▶ Task requirements
Write out all the material exactly. Leave nothing out.

▶ Data for this task
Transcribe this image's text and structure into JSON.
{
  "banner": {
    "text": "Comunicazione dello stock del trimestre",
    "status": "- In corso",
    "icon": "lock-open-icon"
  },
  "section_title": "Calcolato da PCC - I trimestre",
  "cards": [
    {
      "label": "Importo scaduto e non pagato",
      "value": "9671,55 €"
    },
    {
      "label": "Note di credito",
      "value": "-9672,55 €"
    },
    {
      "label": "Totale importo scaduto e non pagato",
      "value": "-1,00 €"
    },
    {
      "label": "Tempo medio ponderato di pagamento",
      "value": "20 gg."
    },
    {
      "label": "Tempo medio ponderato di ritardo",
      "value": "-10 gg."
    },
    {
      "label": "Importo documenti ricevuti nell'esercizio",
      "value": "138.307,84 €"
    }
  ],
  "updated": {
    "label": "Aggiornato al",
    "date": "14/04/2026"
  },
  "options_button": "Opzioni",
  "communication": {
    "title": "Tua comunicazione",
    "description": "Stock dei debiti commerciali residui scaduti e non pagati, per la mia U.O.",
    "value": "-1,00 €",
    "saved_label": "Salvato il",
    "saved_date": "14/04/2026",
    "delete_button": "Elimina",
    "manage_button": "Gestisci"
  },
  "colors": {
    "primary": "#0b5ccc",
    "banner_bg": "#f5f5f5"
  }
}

▶ Solution below
Transcribe this image's text and structure into JSON.
{
  "banner": {
    "text": "Comunicazione dello stock del trimestre",
    "status": "- In corso",
    "icon": "lock-open-icon"
  },
  "section_title": "Calcolato da PCC - I trimestre",
  "cards": [
    {
      "label": "Importo scaduto e non pagato",
      "value": "9671,55 €"
    },
    {
      "label": "Note di credito",
      "value": "-9672,55 €"
    },
    {
      "label": "Totale importo scaduto e non pagato",
      "value": "-1,00 €"
    },
    {
      "label": "Tempo medio ponderato di pagamento",
      "value": "20 gg."
    },
    {
      "label": "Tempo medio ponderato di ritardo",
      "value": "-10 gg."
    },
    {
      "label": "Importo documenti ricevuti nell'esercizio",
      "value": "138.307,84 €"
    }
  ],
  "updated": {
    "label": "Aggiornato al",
    "date": "14/04/2026"
  },
  "options_button": "Opzioni",
  "communication": {
    "title": "Tua comunicazione",
    "description": "Stock dei debiti commerciali residui scaduti e non pagati, per la mia U.O.",
    "value": "-1,00 €",
    "saved_label": "Salvato il",
    "saved_date": "14/04/2026",
    "delete_button": "Elimina",
    "manage_button": "Gestisci"
  },
  "colors": {
    "primary": "#0b5ccc",
    "banner_bg": "#f5f5f5"
  }
}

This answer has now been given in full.